# Kısa Alıştırma 1
Aşağıdaki veri satırlarında "Detect and localize" ifadesini içeren satırla başlayıp "source-label: INPE/CPTEC/DSA —" ifadesini içeren satırla biten bölümü, her iki uç satır da dahil olmak üzere, hiçbir değişiklik yapmadan yeniden yazınız.
──────── Verilen Metin ────────
Sanık avukatları Hacer Ural ve Ali Soykan ise röportajın çözümlerini okuyarak dosyada olmayan bu iki ismin HTS kayıtlarına Ayral'ın nasıl ulaşabildiğini sorması üzerine Ayral, "Haber için araştırma yapıyoruz. Çeşitli kaynaklardan bilgi alıyoruz. Burada yanlışlık ne? Gazeteciye haber kaynağını mı soruyorsunuz? Sanki büyük bir şeymiş gibi şey yapmanıza gerek yok. Siz beni neyle suçluyorsunuz?" karşılığını verdi. Avukatlar da dosyada gizlilik kararı varken bunları nasıl öğrendiğini sorduklarını vurgulayıp, "soruşturmanın gizliliğini ihlal etmekle" suçladıklarını kaydetti.
──────── Görev Verileri ────────
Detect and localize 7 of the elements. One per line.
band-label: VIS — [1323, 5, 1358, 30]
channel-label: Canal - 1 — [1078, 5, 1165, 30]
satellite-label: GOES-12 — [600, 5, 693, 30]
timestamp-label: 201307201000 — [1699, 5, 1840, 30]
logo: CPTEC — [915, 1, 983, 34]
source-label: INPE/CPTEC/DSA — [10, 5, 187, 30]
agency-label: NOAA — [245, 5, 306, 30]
────────
──────── Görev Verileri ────────
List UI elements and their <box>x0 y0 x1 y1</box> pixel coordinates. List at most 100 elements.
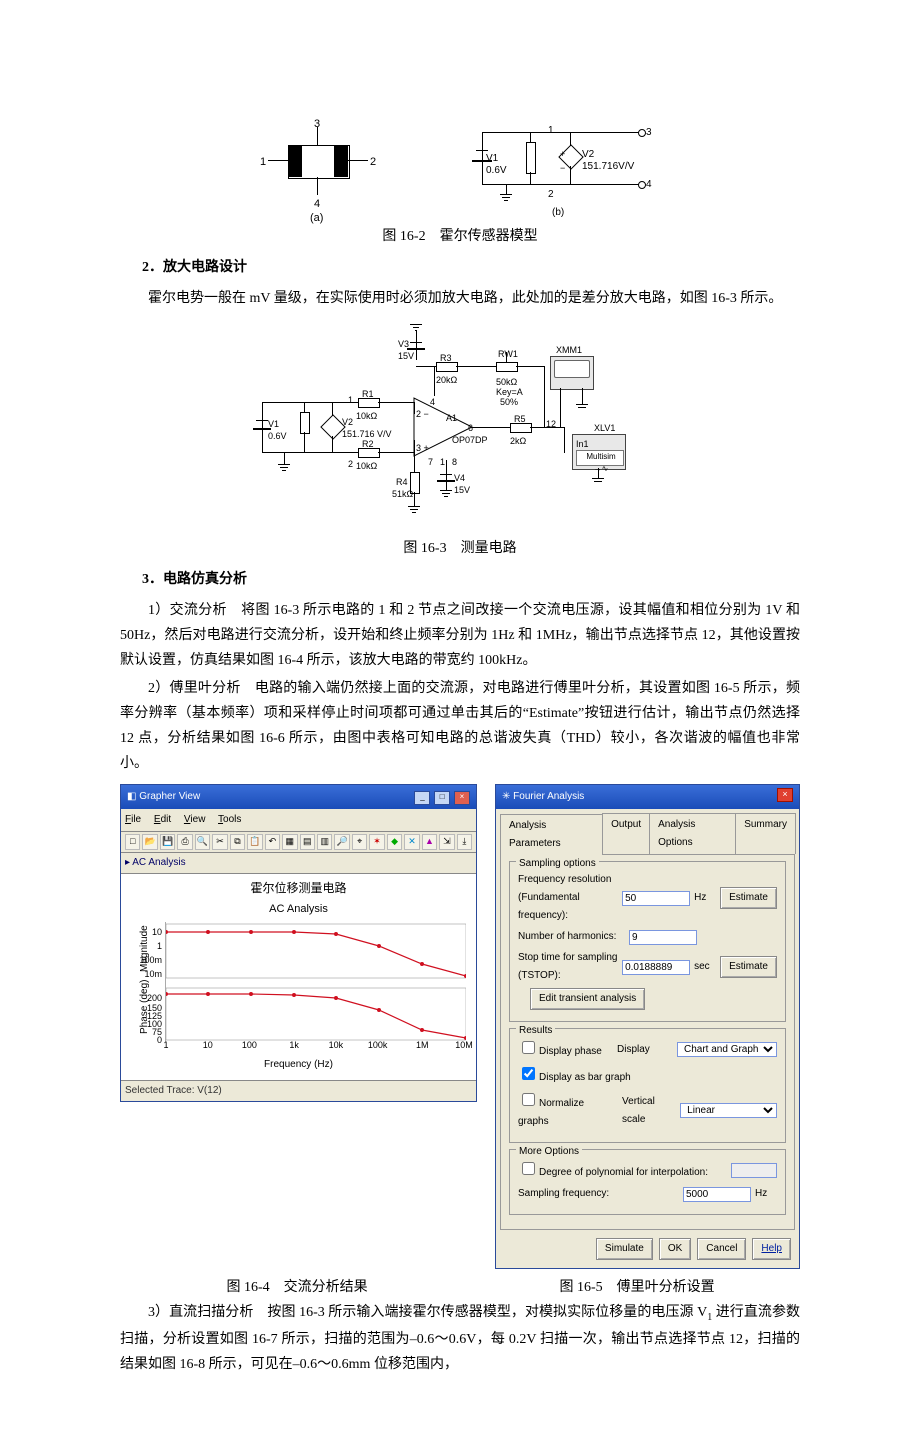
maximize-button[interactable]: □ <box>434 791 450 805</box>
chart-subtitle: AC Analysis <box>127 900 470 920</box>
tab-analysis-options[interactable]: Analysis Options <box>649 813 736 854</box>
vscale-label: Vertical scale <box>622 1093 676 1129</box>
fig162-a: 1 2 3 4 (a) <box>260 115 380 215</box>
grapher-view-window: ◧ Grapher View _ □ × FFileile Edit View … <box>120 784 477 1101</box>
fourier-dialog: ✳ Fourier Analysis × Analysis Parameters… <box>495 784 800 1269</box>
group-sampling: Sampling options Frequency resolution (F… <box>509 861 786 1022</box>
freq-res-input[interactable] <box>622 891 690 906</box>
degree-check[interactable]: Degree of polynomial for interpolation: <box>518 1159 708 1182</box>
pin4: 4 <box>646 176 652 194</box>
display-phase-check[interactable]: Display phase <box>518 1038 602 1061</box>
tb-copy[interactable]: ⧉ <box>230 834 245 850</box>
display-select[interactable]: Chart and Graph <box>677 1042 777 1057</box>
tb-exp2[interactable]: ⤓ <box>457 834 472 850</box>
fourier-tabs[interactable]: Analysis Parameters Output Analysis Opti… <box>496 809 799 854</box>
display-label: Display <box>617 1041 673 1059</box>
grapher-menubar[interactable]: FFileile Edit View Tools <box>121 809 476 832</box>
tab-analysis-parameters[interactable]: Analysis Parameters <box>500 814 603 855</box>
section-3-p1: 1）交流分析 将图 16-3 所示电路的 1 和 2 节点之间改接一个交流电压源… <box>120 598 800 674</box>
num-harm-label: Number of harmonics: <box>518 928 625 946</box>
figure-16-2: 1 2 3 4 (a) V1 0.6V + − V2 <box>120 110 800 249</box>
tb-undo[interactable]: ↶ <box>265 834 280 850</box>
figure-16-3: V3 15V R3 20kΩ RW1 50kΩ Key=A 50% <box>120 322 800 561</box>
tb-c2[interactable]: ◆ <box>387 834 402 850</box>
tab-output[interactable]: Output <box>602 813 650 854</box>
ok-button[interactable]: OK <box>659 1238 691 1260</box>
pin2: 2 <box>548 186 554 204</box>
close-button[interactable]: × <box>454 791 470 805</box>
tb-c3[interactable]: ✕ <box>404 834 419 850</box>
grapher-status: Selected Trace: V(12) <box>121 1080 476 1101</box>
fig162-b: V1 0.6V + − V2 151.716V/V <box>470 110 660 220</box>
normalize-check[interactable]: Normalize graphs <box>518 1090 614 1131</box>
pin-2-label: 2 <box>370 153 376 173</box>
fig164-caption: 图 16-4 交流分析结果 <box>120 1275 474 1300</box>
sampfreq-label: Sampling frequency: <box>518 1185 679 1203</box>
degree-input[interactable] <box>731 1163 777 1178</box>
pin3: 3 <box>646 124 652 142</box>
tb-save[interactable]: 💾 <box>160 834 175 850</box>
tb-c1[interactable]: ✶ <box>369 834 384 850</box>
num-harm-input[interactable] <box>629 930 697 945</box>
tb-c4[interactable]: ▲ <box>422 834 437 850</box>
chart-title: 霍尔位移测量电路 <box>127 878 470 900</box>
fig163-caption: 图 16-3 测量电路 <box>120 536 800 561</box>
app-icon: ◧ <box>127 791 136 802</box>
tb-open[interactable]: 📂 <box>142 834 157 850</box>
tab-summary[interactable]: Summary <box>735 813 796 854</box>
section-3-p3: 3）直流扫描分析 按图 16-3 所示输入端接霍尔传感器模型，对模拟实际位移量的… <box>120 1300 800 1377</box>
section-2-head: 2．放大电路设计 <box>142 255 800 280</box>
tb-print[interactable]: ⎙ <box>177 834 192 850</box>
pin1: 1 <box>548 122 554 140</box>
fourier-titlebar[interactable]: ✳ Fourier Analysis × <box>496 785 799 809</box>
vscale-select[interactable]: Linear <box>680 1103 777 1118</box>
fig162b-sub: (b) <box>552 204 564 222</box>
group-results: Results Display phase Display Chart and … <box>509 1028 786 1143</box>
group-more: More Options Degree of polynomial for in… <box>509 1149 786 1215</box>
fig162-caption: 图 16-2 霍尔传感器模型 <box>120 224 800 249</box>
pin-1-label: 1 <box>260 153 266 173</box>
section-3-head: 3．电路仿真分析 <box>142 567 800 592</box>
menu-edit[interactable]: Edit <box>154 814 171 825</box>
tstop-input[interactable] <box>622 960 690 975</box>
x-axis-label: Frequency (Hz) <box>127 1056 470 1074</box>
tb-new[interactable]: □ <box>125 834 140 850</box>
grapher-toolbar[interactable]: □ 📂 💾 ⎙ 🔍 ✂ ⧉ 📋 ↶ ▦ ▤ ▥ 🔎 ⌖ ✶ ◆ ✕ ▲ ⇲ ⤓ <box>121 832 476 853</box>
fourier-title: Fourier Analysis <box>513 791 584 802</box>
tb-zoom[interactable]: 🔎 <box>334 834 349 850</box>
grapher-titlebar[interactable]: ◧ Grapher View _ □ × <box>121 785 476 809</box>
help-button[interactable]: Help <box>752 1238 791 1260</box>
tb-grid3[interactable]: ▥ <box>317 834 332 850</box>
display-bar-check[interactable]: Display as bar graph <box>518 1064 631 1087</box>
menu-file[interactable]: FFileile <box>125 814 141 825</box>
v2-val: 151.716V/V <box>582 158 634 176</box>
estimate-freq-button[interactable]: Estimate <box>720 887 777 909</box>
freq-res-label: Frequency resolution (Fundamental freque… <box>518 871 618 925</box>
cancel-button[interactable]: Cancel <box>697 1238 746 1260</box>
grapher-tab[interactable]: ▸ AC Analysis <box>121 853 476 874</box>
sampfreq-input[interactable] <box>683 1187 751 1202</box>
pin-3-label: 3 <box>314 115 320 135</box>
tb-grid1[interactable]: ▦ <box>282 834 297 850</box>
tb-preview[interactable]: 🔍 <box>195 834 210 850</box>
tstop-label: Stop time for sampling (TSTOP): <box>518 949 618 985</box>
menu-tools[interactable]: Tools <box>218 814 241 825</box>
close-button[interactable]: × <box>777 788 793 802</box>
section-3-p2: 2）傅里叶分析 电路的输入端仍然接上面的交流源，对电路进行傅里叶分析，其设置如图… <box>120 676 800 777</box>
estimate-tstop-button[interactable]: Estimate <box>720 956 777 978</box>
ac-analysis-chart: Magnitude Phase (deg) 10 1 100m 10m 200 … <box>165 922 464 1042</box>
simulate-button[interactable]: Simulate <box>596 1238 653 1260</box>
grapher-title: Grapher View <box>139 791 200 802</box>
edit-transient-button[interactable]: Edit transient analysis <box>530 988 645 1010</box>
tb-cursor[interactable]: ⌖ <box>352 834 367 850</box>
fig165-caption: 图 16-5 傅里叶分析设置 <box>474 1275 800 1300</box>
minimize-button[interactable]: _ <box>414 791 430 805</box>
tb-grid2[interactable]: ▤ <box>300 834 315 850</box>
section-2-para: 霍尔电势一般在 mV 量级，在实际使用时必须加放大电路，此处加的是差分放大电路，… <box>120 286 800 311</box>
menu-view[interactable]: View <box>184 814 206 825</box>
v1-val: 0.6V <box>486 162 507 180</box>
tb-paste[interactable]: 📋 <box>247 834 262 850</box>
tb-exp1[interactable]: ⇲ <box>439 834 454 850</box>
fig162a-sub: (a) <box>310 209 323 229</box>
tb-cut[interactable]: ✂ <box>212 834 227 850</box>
────────
# Kısa Alıştırma 2
Yukarıdaki, avukatların Ayral'a HTS kayıtlarını nasıl öğrendiğini sorduğu duruşma haberini son cümlesinden itibaren sürdürünüz.

# Yanıt 1
Detect and localize 7 of the elements. One per line.
band-label: VIS — [1323, 5, 1358, 30]
channel-label: Canal - 1 — [1078, 5, 1165, 30]
satellite-label: GOES-12 — [600, 5, 693, 30]
timestamp-label: 201307201000 — [1699, 5, 1840, 30]
logo: CPTEC — [915, 1, 983, 34]
source-label: INPE/CPTEC/DSA — [10, 5, 187, 30]

# Yanıt 2
"Bu röportajı Savcılığa, Başsavcı Yüksel Kocaman'a vereceğiz" ifadesi soruldu

Nuri Gökhan Bozkır'ın avukatı Hacer Ural, "Siz Ukrayna'ya bir görev için mi gazetecilik faaliyeti için mi gittiniz?" dedikten sonra röportajda geçen, "Bu röportajı Savcılığa, Başsavcı Yüksel Kocaman'a vereceğiz" sözlerinin anlamını sordu. Ayral soruya, "Bizim hiçbir kuruma, kişiye bilgi verme durumumuz yok. Bilgim yok, verilmişse verilmiştir. O röportajı yayınlamamamızın sebebi, Toygun Atilla'ya söylediklerinden farklı bir şey söylememesidir. Çünkü biz zaten Ukrayna'ya bize Atilla'dan farklı bir şey söylecekseniz 'gelelim' şartıyla gittik. Kendisi de 'söyleyeceğim' demişti" yanıtını verdi.

İbrahim Evrim Ayral'ın ifadesinin ardından duruşmaya yarın 10.00'da devam etmek üzere ara verildi. (ANKA)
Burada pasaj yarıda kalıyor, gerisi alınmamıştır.